Selected passage:
---
When we’re looking to make a change in our lives, small or radical, we are asked to let go of our expectations to let what is supposed to come in, in. But that isn’t always easy is it? In law of attraction you are taught that like attracts like and that when you want to attract or manifest something you have to act as if you have that thing already. It’s in your life already you just have to align with the energy of the thing so you can bring it into your awareness. What many people miss, is you can’t dictate how that thing is going to show up. You can ask for what you want and you can get crystal clear on why you want it, but the how is left up to faith, the universe, the cosmos.
But why is that? We as humans want to dictate. We are taught to control and design and expect. Identify all of the factors, consider all of the perspectives and permutations of possibility. At least we think we are. We limit ourselves by resisting flow. What if you’re asking for something too small? What if you’re asking for something you don’t need right now? What if you can’t see that by getting what you think you want, you’re actually hurting yourself or preventing what you need, before you can receive and fully benefit from your true desires? What if you’re preventing your dream from getting to you quicker and in a more beneficial way?
---
Instruction 1: In the passage on letting go of expectations, which three things does it say we are taught to do?
Instruction 2: What does the passage on letting go of expectations say law of attraction teaches you to do when you want to manifest something?
Instruction 3: Resume the passage on letting go of expectations right after its final question, "What if you're preventing your dream from getting to you quicker and in a more beneficial way?"
The listing that comes next is not needed for any of this.

Information supplied:
---
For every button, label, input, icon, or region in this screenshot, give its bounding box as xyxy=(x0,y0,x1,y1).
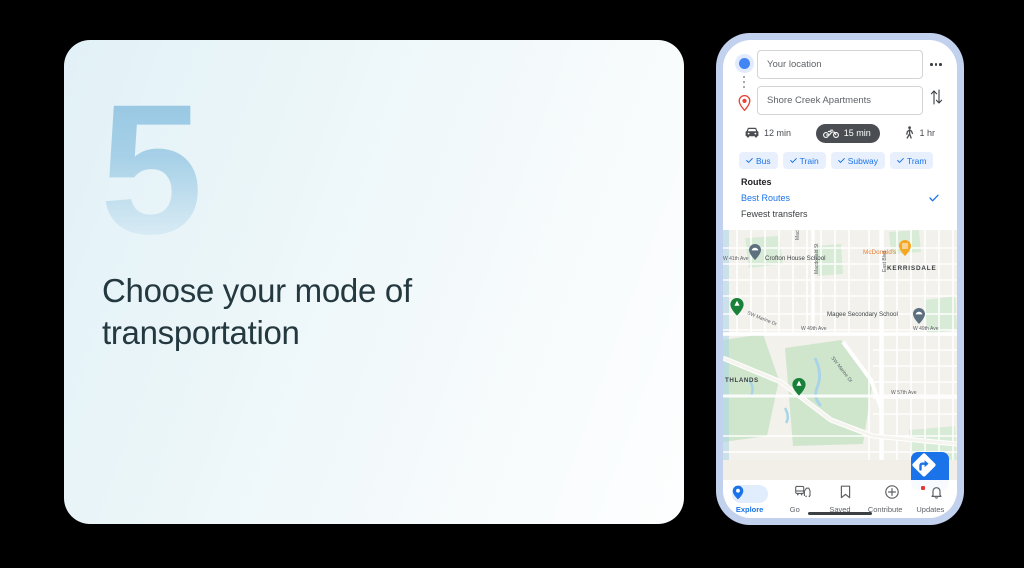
---
Right answer 1: Control, design, and expect.

Right answer 2: Act as if you have that thing already.

Right answer 3:
So why are we blocking ourselves with the expectation that something is supposed to go a certain way? What’s so wrong with trusting in the process and feeling and being grateful for what is, in the moment? Why close off the possibility that something can happen in a different timeline, but better than you imagined...if you let it? What if you’re doing great by taking baby steps and flowing with your growth as it comes? Let’s give ourselves permission to grow and change in a way that feeds our soul.